> _PROBLEM STATEMENT_
Render as a numbered list, without blank lines, the part of the items that opens with the line containing "svg-text:HYDRAULIC CIRCUIT DIAGRAM: HYDRAULIC" and closes with the line containing "bl tiny label — [26, 119, 32, 122]".
========
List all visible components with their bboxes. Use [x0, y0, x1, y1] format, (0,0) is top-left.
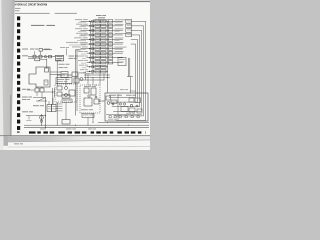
svg-text:HYDRAULIC CIRCUIT DIAGRAM: HYDRAULIC CIRCUIT DIAGRAM — [15, 3, 47, 6]
header subtext line 2 — [15, 9, 20, 12]
underlying sheet sliver far left — [0, 0, 4, 150]
left margin bottom corner — [0, 136, 8, 146]
gauge circle — [80, 78, 83, 81]
wire: ladder top header — [93, 19, 108, 21]
wire: valve E drop — [65, 103, 67, 120]
bl label 3 — [22, 110, 28, 113]
block circle 3 — [119, 103, 121, 105]
suction strainer bottom right of tank — [44, 80, 48, 85]
wire drop right of label box — [92, 113, 94, 123]
wire: tank to top — [46, 59, 48, 69]
wire: right drop pair b — [129, 58, 131, 77]
block label 2 — [126, 94, 132, 97]
bottom label 2 — [88, 128, 92, 131]
valve section C — [69, 90, 75, 96]
block circle 5 — [130, 104, 133, 107]
valve box 3 — [74, 78, 79, 83]
wire through pumps — [41, 114, 43, 125]
wire: header drop — [102, 20, 104, 21]
block circle 2 — [112, 103, 114, 105]
wire drop to assembly — [87, 75, 89, 85]
wire drop b2 — [99, 73, 101, 80]
wire: drop to block — [130, 77, 132, 94]
pump boxes below tank — [35, 88, 39, 92]
wire: bottom bus 1 — [98, 122, 149, 124]
wire pump drop a — [36, 92, 38, 96]
block label 3 — [126, 112, 131, 115]
row y49: text, box, wire — [22, 48, 28, 51]
valve box 2 — [72, 72, 78, 77]
wire bl 3 — [26, 115, 46, 117]
wire drop x52 — [52, 88, 54, 105]
wire box-right — [40, 58, 47, 60]
wire: header drop — [94, 20, 96, 21]
bottom legend dash row — [29, 131, 36, 133]
strainer box inside tank — [45, 68, 49, 72]
bl tiny label — [26, 119, 32, 122]
wire connector to ladder — [76, 49, 81, 51]
header rule — [15, 0, 150, 3]
main control valve assembly (dashed) — [80, 85, 100, 113]
wire: ladder rungs — [81, 20, 123, 22]
pump unit boxes — [47, 105, 52, 112]
block sub-box 2 — [111, 100, 117, 104]
valve section D — [62, 95, 70, 99]
block sub-box 6 — [129, 108, 135, 112]
wire drop from label box — [87, 117, 89, 125]
pump circles — [40, 116, 44, 120]
wire drop c2 — [103, 73, 105, 80]
wire: nested right bus returns — [116, 21, 146, 120]
wire: bottom bus 3 — [24, 127, 149, 129]
gauge A — [65, 87, 68, 90]
block circle 6 — [136, 105, 138, 107]
next sheet — [8, 140, 150, 150]
block sub-box 5 — [135, 98, 141, 103]
wire: right drop pair a — [128, 58, 130, 77]
wire drop a2 — [85, 71, 87, 80]
wire pump drop b — [41, 92, 43, 98]
valve section B — [57, 92, 62, 96]
wire pump left — [27, 89, 35, 91]
label above ladder — [96, 14, 102, 17]
wire: header drop — [98, 20, 100, 21]
relief valve block (dense) — [56, 55, 64, 61]
distribution wires below ladder — [84, 74, 110, 76]
label above block 2 — [130, 90, 136, 93]
label row above manifold box — [57, 74, 65, 77]
wire tank-valve 1 — [50, 71, 61, 73]
block circle 4 — [123, 103, 125, 105]
hydraulic tank outline — [29, 67, 50, 87]
mid label 1 — [59, 63, 65, 66]
ladder left labels with arrows — [75, 18, 82, 21]
block sub-box 4 — [129, 98, 134, 102]
wire inside block 2 — [106, 114, 142, 116]
ladder right: check boxes and labels — [108, 20, 113, 23]
gauge B — [65, 94, 68, 97]
spool 4 — [94, 99, 99, 104]
mid label 2 — [59, 66, 64, 69]
figure caption text — [31, 25, 44, 26]
solenoid valve block pairs — [95, 20, 100, 23]
wire bl stub — [28, 116, 30, 120]
label above relief valve — [60, 46, 65, 49]
wire: ladder vertical buses — [90, 21, 92, 62]
wire row y56 — [28, 56, 56, 58]
valve section E — [62, 99, 72, 103]
wire drop b — [40, 51, 42, 55]
header subtext line 1 — [15, 7, 21, 10]
wire: bottom bus 2 — [24, 124, 149, 126]
bottom label 3 — [40, 128, 46, 131]
legend table below pilot assembly — [56, 103, 63, 106]
block sub-box 7 — [137, 109, 142, 113]
pump label — [22, 88, 26, 91]
wire into block left — [98, 100, 105, 102]
index tab column — [17, 16, 20, 20]
pump unit label — [33, 104, 39, 107]
spool 2 — [91, 88, 96, 95]
wire into gauge A — [65, 78, 67, 87]
block bottom label — [108, 118, 113, 121]
block label 1 — [109, 94, 116, 97]
wire inside block — [117, 94, 119, 120]
header note line — [15, 12, 50, 15]
wire: relief valve drop — [56, 61, 58, 86]
label above block — [120, 88, 124, 91]
block sub-box 1 — [106, 96, 111, 100]
terminal boxes right column (top rungs) — [126, 20, 132, 24]
wire drop x54 — [54, 88, 56, 97]
bl label 2 — [22, 98, 26, 101]
wire: header drop — [105, 20, 107, 21]
row y56: chain of small symbols — [22, 54, 28, 57]
manifold box — [56, 78, 72, 84]
block sub-box 3 — [121, 107, 128, 112]
page spine shadow — [10, 95, 12, 136]
wire bl 2 — [36, 100, 47, 102]
label right of relief valve — [69, 55, 75, 58]
wire tank-valve 2 — [50, 74, 61, 76]
block circle 1 — [107, 102, 110, 105]
double-height box right side — [118, 57, 126, 65]
valve section A — [57, 86, 62, 90]
main valve block outline — [105, 93, 148, 121]
bl label 1 — [22, 96, 28, 99]
next page text — [14, 142, 19, 145]
left margin wedge (page edge skew) — [0, 0, 14, 136]
spool 1 — [84, 88, 89, 93]
wire bl 1 — [33, 97, 46, 99]
junction dots — [92, 20, 95, 23]
wire: pilot drop to bus — [56, 102, 58, 125]
wire drop a — [34, 51, 36, 55]
small label — [86, 72, 90, 75]
wire row y49 — [43, 49, 53, 51]
pilot valve assembly (dashed) — [55, 84, 77, 102]
wire pair down center — [75, 50, 77, 116]
label left of box — [28, 57, 34, 60]
wire: right connector — [127, 76, 133, 78]
connector squares left of valve column — [92, 20, 94, 22]
label box below assembly — [82, 113, 94, 117]
wire into relief valve — [66, 49, 68, 56]
wire pump right — [44, 91, 55, 93]
valve box center-left — [61, 72, 68, 78]
wire: vertical drop x45 — [45, 98, 47, 128]
wire diagonal — [38, 98, 46, 101]
port 2 — [95, 96, 97, 98]
scanned page sheet — [11, 0, 151, 136]
page bottom edge — [0, 135, 150, 137]
small box above tank — [35, 58, 40, 61]
port 1 — [88, 95, 90, 97]
bottom small box — [62, 120, 70, 125]
bottom label 1 — [66, 128, 72, 131]
spool 3 — [84, 98, 92, 106]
========
> _SOLUTION_
1. svg-text:HYDRAULIC CIRCUIT DIAGRAM: HYDRAULIC CIRCUIT DIAGRAM — [15, 3, 47, 6]
2. header subtext line 2 — [15, 9, 20, 12]
3. underlying sheet sliver far left — [0, 0, 4, 150]
4. left margin bottom corner — [0, 136, 8, 146]
5. gauge circle — [80, 78, 83, 81]
6. wire: ladder top header — [93, 19, 108, 21]
7. wire: valve E drop — [65, 103, 67, 120]
8. bl label 3 — [22, 110, 28, 113]
9. block circle 3 — [119, 103, 121, 105]
10. suction strainer bottom right of tank — [44, 80, 48, 85]
11. wire drop right of label box — [92, 113, 94, 123]
12. wire: tank to top — [46, 59, 48, 69]
13. wire: right drop pair b — [129, 58, 131, 77]
14. block label 2 — [126, 94, 132, 97]
15. bottom label 2 — [88, 128, 92, 131]
16. valve section C — [69, 90, 75, 96]
17. block circle 5 — [130, 104, 133, 107]
18. valve box 3 — [74, 78, 79, 83]
19. wire through pumps — [41, 114, 43, 125]
20. wire: header drop — [102, 20, 104, 21]
21. block circle 2 — [112, 103, 114, 105]
22. wire drop to assembly — [87, 75, 89, 85]
23. wire drop b2 — [99, 73, 101, 80]
24. wire: drop to block — [130, 77, 132, 94]
25. pump boxes below tank — [35, 88, 39, 92]
26. wire: bottom bus 1 — [98, 122, 149, 124]
27. wire pump drop a — [36, 92, 38, 96]
28. block label 3 — [126, 112, 131, 115]
29. row y49: text, box, wire — [22, 48, 28, 51]
30. valve box 2 — [72, 72, 78, 77]
31. wire bl 3 — [26, 115, 46, 117]
32. wire drop x52 — [52, 88, 54, 105]
33. wire box-right — [40, 58, 47, 60]
34. wire: header drop — [94, 20, 96, 21]
35. bottom legend dash row — [29, 131, 36, 133]
36. strainer box inside tank — [45, 68, 49, 72]
37. bl tiny label — [26, 119, 32, 122]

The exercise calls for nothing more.